▶ _Aim_:
Draw out every line with the word "ĐGNL" from the listing below.

▶ _Input material_:
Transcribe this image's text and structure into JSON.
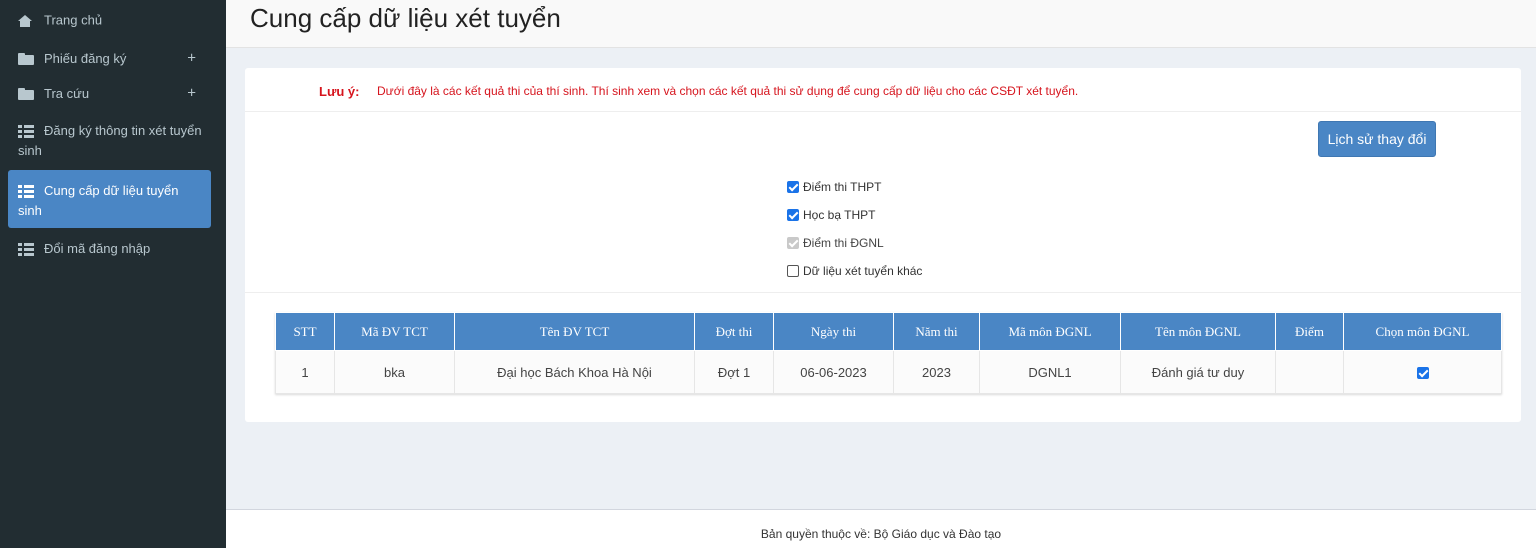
{
  "sidebar": {
    "items": [
      {
        "label": "Trang chủ",
        "icon": "home-icon"
      },
      {
        "label": "Phiếu đăng ký",
        "icon": "folder-icon",
        "expand": "+"
      },
      {
        "label": "Tra cứu",
        "icon": "folder-icon",
        "expand": "+"
      },
      {
        "label": "Đăng ký thông tin xét tuyển sinh",
        "icon": "list-icon"
      },
      {
        "label": "Cung cấp dữ liệu tuyển sinh",
        "icon": "list-icon",
        "active": true
      },
      {
        "label": "Đổi mã đăng nhập",
        "icon": "list-icon"
      }
    ]
  },
  "header": {
    "title": "Cung cấp dữ liệu xét tuyển"
  },
  "note": {
    "label": "Lưu ý:",
    "text": "Dưới đây là các kết quả thi của thí sinh. Thí sinh xem và chọn các kết quả thi sử dụng để cung cấp dữ liệu cho các CSĐT xét tuyển."
  },
  "history_button": "Lịch sử thay đổi",
  "options": [
    {
      "label": "Điểm thi THPT",
      "state": "checked"
    },
    {
      "label": "Học bạ THPT",
      "state": "checked"
    },
    {
      "label": "Điểm thi ĐGNL",
      "state": "checked-disabled"
    },
    {
      "label": "Dữ liệu xét tuyển khác",
      "state": "unchecked"
    }
  ],
  "table": {
    "headers": [
      "STT",
      "Mã ĐV TCT",
      "Tên ĐV TCT",
      "Đợt thi",
      "Ngày thi",
      "Năm thi",
      "Mã môn ĐGNL",
      "Tên môn ĐGNL",
      "Điểm",
      "Chọn môn ĐGNL"
    ],
    "rows": [
      {
        "stt": "1",
        "ma_dv": "bka",
        "ten_dv": "Đại học Bách Khoa Hà Nội",
        "dot_thi": "Đợt 1",
        "ngay_thi": "06-06-2023",
        "nam_thi": "2023",
        "ma_mon": "DGNL1",
        "ten_mon": "Đánh giá tư duy",
        "diem": "",
        "chon": true
      }
    ]
  },
  "footer": {
    "text": "Bản quyền thuộc về: Bộ Giáo dục và Đào tạo"
  },
  "colors": {
    "sidebar_bg": "#222d32",
    "accent": "#4a86c5",
    "note_red": "#d6141d",
    "checkbox_blue": "#1a73e8"
  }
}
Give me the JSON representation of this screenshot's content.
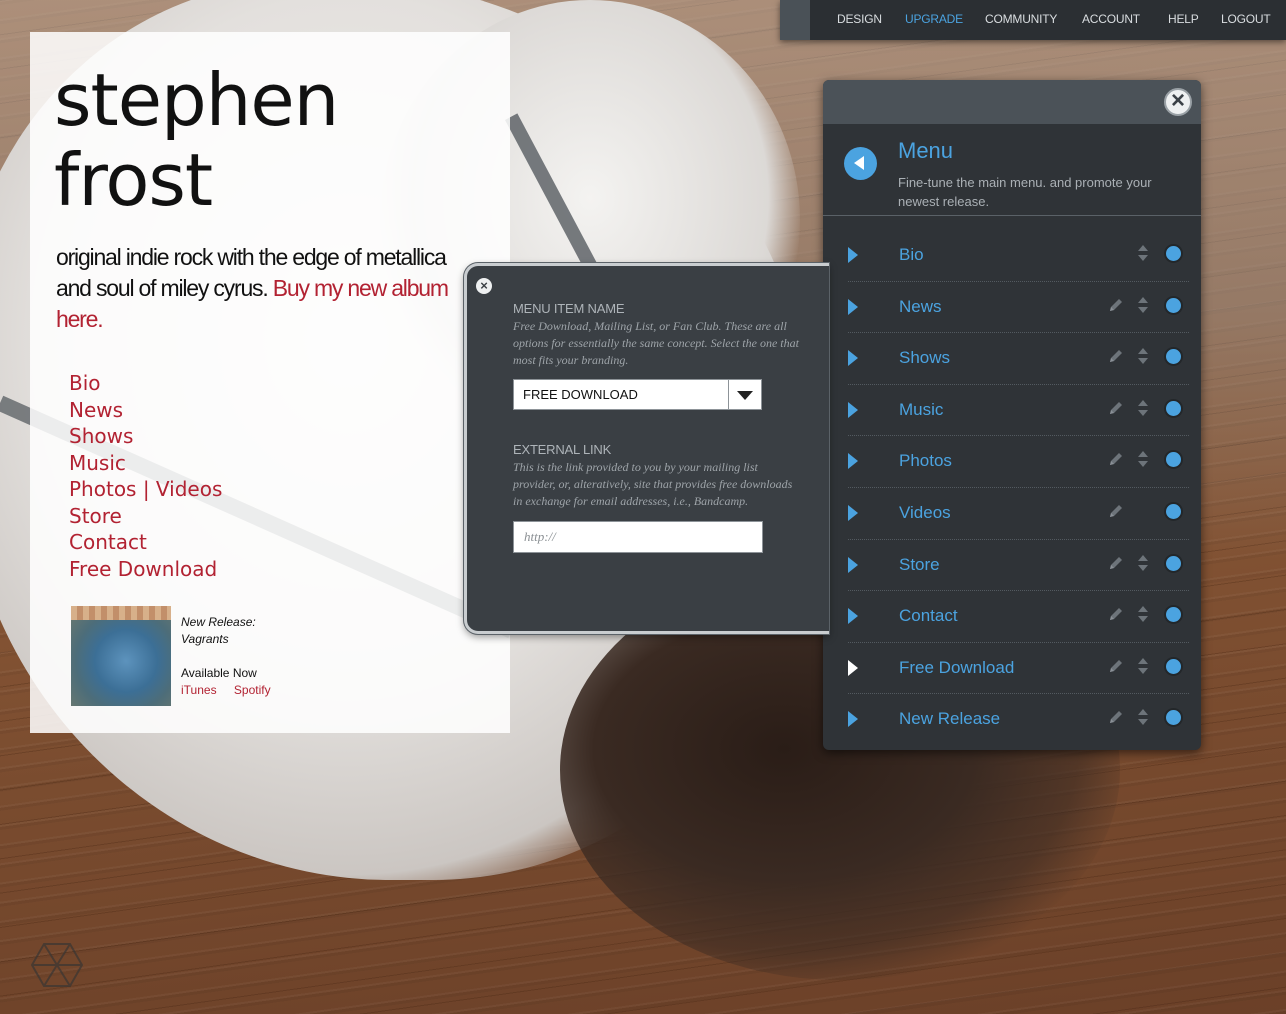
{
  "site": {
    "artist_line1": "stephen",
    "artist_line2": "frost",
    "tagline": "original indie rock with the edge of metallica and soul of miley cyrus.",
    "buy_link": "Buy my new album here.",
    "nav": [
      "Bio",
      "News",
      "Shows",
      "Music",
      "Photos | Videos",
      "Store",
      "Contact",
      "Free Download"
    ],
    "release": {
      "label": "New Release:",
      "title": "Vagrants",
      "available": "Available Now",
      "links": [
        "iTunes",
        "Spotify"
      ]
    }
  },
  "topbar": {
    "items": [
      "DESIGN",
      "UPGRADE",
      "COMMUNITY",
      "ACCOUNT",
      "HELP",
      "LOGOUT"
    ],
    "active": "UPGRADE"
  },
  "panel": {
    "title": "Menu",
    "subtitle": "Fine-tune the main menu. and promote your newest release.",
    "items": [
      {
        "label": "Bio",
        "editable": false,
        "sortable": true
      },
      {
        "label": "News",
        "editable": true,
        "sortable": true
      },
      {
        "label": "Shows",
        "editable": true,
        "sortable": true
      },
      {
        "label": "Music",
        "editable": true,
        "sortable": true
      },
      {
        "label": "Photos",
        "editable": true,
        "sortable": true
      },
      {
        "label": "Videos",
        "editable": true,
        "sortable": false
      },
      {
        "label": "Store",
        "editable": true,
        "sortable": true
      },
      {
        "label": "Contact",
        "editable": true,
        "sortable": true
      },
      {
        "label": "Free Download",
        "editable": true,
        "sortable": true
      },
      {
        "label": "New Release",
        "editable": true,
        "sortable": true
      }
    ],
    "current": "Free Download"
  },
  "popup": {
    "name_label": "MENU ITEM NAME",
    "name_desc": "Free Download, Mailing List, or Fan Club. These are all options for essentially the same  concept. Select the  one that most fits your branding.",
    "name_value": "FREE DOWNLOAD",
    "link_label": "EXTERNAL LINK",
    "link_desc": "This is the link provided to you by your mailing list provider, or, alteratively, site that provides free downloads in exchange for email addresses, i.e., Bandcamp.",
    "link_placeholder": "http://"
  },
  "colors": {
    "accent_red": "#b22232",
    "accent_blue": "#4ba3e0",
    "panel_bg": "#2f3337"
  }
}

▶ _Written answer_:
      "label": "Điểm thi ĐGNL",
      "Mã môn ĐGNL",
      "Tên môn ĐGNL",
      "Chọn môn ĐGNL"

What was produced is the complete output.